[START]

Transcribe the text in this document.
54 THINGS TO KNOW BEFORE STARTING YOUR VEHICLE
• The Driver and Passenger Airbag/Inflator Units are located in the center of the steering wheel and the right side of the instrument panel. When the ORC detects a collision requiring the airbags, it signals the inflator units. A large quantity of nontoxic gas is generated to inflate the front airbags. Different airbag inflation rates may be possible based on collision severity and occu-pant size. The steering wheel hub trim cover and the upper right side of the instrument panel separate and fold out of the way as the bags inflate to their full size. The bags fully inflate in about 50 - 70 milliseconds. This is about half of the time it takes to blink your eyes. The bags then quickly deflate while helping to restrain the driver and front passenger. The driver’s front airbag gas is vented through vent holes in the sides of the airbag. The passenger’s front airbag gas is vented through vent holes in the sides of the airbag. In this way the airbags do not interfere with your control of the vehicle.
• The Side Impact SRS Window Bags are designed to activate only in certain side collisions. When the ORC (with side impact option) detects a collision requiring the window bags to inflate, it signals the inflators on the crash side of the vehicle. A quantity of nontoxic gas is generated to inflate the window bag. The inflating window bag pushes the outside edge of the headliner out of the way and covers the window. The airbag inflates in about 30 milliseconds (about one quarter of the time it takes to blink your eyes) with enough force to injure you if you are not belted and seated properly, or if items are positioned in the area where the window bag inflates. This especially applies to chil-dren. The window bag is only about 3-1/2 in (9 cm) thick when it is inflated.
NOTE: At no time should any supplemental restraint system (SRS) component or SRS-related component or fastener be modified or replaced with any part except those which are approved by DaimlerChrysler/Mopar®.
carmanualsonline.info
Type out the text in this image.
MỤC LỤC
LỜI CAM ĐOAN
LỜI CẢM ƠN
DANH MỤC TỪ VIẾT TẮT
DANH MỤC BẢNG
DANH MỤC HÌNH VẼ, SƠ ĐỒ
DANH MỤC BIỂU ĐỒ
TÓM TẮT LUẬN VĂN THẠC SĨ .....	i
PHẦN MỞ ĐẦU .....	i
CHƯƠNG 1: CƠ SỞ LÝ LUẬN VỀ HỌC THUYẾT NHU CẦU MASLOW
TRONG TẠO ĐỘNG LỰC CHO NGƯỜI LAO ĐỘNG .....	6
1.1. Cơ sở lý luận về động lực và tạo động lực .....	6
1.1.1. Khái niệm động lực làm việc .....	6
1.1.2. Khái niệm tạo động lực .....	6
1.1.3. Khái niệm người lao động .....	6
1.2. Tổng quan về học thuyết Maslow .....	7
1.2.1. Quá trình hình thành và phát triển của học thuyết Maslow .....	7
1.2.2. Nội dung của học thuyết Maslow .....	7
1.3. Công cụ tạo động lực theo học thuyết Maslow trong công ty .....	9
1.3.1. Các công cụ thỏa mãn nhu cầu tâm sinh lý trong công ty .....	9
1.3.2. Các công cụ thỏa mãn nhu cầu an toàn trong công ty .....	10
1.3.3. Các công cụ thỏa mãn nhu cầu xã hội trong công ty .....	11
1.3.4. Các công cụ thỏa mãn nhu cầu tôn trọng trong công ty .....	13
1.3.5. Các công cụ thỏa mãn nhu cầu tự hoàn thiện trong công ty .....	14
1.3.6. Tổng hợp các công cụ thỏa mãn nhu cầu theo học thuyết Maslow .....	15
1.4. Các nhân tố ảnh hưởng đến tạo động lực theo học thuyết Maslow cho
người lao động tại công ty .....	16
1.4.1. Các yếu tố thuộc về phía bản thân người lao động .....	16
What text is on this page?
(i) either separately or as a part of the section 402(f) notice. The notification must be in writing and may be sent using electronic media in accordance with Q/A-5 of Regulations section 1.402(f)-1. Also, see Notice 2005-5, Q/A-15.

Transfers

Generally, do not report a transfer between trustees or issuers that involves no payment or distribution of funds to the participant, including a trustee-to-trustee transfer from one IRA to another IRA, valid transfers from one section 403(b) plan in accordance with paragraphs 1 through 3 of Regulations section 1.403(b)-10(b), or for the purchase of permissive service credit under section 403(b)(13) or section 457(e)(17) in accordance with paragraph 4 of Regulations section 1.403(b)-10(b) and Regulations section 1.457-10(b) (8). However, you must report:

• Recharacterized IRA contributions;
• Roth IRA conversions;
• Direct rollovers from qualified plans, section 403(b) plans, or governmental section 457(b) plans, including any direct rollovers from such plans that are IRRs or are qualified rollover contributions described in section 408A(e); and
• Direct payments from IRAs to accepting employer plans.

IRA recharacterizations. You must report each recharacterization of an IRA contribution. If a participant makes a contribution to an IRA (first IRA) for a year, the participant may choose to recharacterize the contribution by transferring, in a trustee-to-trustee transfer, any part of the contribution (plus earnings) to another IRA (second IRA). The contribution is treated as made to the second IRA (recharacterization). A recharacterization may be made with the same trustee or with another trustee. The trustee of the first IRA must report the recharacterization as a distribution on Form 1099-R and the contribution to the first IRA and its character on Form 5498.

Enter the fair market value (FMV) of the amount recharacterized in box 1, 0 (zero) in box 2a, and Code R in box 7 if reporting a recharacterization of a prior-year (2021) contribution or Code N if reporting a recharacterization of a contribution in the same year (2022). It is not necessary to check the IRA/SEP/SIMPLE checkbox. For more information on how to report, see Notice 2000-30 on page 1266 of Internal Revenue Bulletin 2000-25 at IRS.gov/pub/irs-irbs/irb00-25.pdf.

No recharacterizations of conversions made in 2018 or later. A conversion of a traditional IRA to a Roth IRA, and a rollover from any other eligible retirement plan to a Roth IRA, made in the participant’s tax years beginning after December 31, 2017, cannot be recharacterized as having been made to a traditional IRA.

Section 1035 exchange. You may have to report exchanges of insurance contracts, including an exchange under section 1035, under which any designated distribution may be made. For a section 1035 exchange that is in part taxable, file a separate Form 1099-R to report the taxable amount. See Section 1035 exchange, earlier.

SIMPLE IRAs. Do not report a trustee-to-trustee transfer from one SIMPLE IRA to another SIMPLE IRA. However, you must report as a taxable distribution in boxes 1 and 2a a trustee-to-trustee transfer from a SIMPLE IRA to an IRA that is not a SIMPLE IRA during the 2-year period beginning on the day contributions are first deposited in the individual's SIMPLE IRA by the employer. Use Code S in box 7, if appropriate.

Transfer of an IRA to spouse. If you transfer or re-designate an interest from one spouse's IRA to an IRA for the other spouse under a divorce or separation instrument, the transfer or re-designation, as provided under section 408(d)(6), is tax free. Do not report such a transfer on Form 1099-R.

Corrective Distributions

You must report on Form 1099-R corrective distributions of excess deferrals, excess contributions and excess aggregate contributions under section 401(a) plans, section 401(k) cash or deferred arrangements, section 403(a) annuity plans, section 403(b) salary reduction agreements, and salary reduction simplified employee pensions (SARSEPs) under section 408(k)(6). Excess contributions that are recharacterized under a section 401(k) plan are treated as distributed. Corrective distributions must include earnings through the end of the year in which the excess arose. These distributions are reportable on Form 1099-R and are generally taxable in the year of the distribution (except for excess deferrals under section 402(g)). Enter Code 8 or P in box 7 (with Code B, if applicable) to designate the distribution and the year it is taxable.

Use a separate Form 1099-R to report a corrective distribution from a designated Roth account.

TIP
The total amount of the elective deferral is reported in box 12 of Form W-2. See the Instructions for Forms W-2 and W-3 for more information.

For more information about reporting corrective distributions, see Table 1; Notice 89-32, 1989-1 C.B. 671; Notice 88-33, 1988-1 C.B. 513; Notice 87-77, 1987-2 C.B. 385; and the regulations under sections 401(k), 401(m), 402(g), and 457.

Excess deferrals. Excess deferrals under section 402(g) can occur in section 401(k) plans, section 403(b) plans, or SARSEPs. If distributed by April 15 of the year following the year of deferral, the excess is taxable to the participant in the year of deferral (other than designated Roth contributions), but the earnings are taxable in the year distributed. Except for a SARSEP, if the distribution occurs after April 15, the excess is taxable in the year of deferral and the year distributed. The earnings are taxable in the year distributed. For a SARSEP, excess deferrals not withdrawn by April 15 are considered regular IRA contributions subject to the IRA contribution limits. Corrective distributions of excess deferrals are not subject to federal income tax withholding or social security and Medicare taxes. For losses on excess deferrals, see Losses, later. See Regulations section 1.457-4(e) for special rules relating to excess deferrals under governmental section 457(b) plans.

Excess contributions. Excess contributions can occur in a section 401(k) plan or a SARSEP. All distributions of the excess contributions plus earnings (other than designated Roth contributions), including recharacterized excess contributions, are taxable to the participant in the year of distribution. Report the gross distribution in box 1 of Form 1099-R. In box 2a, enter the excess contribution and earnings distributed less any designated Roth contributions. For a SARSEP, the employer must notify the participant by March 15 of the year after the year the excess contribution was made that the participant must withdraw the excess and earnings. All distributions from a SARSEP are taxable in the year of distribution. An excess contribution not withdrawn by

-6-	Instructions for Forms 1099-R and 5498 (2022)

[END]

# [Given exercise]
Pick out each line containing the string "DANH" and copy it.

# [Worked solution]
DANH MỤC TỪ VIẾT TẮT
DANH MỤC BẢNG
DANH MỤC HÌNH VẼ, SƠ ĐỒ
DANH MỤC BIỂU ĐỒ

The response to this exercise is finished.